1. The nature and purpose of the operation or procedure, possible alternative methods of treatment, the risks involved and the possibility of complication have all been explained to me. I acknowledge that no guarantees have been made to me concerning the results of the operation or procedure. I understand the nature of the operation or procedure to be: Full Mouth Dental Rehabilitation which may include but are not limited to any of the following procedures: comprehensive oral evaluation, dental x-rays, prophylaxis, crowns (stainless steel, composite, or zirconia), composite restorations, sealants, space maintenance, and primary or permanent teeth extractions which will be performed by or under the direction of Dr. Emilee Sexton, DMD.
2. I consent to the administration of treatment that may be considered necessary or desirable in the judgment of the dentist performing the procedure and I will not be notified of necessary changes or additions to the procedure until after the procedure is completed.
3. I consent to the administration of general anesthesia in order to complete the above named procedure as given by the medical staff of the medical facility.
4. I consent to the disposal by authorities of any tissues or parts which it may be necessary to remove.
5. The risks involved in the performance of the above described procedure include but are not limited to: pain, bleeding, swelling, infection, dry socket, drug reaction, trismus (limited mouth opening), damage to adjacent teeth and/or restorations, tooth lodged into tissue space, root tip fracture, bone or jaw fracture, temporary or permanent numbness or tingling associated with the lower lip and/or tongue, need for additional procedures, sinus exposure, and reaction to local anesthetic. These risks have been explained to me and I understand them fully.
I have read and had explained to me this consent form and I fully understand the contemplated procedure and the risks involved.

————

# DIRECTIONS
1) According to the consent form, why is general anesthesia administered? Answer in one to three sentences.
2) Reproduce word for word the passage of the consent form between "3. I consent" and "the medical facility.", inclusive.
The entries that follow come from a source unrelated to the consent form.

# ENTRIES SUPPLIED
————

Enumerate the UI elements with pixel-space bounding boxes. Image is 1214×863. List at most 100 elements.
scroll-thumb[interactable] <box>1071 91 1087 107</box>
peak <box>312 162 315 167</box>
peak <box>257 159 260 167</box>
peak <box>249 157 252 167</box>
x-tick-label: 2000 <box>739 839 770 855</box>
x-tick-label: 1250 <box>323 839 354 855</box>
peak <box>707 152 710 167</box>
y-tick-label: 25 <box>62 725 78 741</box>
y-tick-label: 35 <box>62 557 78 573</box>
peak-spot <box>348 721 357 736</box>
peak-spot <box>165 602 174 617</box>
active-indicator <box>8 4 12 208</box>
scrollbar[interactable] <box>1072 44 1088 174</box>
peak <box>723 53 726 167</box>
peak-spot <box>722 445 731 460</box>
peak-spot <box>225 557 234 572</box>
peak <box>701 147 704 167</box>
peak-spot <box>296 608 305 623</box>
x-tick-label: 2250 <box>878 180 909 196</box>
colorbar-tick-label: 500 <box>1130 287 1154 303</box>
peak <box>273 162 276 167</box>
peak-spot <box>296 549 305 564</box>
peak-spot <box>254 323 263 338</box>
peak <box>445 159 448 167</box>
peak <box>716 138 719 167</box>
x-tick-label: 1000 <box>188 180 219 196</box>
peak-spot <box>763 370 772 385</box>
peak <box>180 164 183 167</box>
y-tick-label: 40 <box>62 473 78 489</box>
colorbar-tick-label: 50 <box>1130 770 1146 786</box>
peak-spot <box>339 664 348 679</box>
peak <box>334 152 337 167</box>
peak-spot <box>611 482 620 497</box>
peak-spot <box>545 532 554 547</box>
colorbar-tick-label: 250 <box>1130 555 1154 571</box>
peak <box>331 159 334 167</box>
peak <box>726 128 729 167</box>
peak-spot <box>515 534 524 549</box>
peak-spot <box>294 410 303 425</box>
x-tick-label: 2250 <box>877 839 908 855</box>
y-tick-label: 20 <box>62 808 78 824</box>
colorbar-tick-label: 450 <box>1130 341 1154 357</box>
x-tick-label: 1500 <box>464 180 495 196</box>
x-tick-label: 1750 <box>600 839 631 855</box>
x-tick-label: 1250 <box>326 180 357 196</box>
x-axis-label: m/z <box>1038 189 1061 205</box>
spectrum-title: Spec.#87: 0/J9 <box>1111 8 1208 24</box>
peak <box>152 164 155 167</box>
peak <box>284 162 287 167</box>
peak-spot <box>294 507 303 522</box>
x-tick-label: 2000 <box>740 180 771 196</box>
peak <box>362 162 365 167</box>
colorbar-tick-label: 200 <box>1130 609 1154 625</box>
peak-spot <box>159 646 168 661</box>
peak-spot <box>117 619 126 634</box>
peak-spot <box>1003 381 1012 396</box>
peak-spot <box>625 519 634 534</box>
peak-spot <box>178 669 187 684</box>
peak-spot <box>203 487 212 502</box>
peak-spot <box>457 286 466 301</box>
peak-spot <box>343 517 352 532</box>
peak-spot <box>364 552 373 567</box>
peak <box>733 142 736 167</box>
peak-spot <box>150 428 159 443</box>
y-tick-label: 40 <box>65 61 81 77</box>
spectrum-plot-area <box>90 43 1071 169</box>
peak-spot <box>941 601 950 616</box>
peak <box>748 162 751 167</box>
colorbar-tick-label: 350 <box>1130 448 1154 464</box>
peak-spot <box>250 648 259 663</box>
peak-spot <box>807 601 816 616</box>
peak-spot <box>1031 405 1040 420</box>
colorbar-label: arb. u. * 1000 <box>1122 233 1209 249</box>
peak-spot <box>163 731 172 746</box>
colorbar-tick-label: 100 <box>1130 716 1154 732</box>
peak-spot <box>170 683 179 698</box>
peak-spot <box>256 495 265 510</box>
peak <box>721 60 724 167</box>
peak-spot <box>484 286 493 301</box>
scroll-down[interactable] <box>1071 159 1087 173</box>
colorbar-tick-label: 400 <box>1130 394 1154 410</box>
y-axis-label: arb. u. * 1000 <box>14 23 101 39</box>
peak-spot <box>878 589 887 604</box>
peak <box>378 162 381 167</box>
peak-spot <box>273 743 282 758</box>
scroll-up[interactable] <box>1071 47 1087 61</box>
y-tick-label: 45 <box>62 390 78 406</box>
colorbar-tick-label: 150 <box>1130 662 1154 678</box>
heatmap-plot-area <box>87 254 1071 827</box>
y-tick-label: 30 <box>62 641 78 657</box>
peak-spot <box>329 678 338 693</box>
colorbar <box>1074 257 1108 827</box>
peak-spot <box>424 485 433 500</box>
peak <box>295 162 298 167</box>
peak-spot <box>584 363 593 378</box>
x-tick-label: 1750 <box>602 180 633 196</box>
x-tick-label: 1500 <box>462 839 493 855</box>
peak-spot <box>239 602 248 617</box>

————

# EXPECTED RESULTS
1) General anesthesia is administered in order to complete the Full Mouth Dental Rehabilitation procedure named in the first item. It is given by the medical staff of the medical facility.

2)
3. I consent to the administration of general anesthesia in order to complete the above named procedure as given by the medical staff of the medical facility.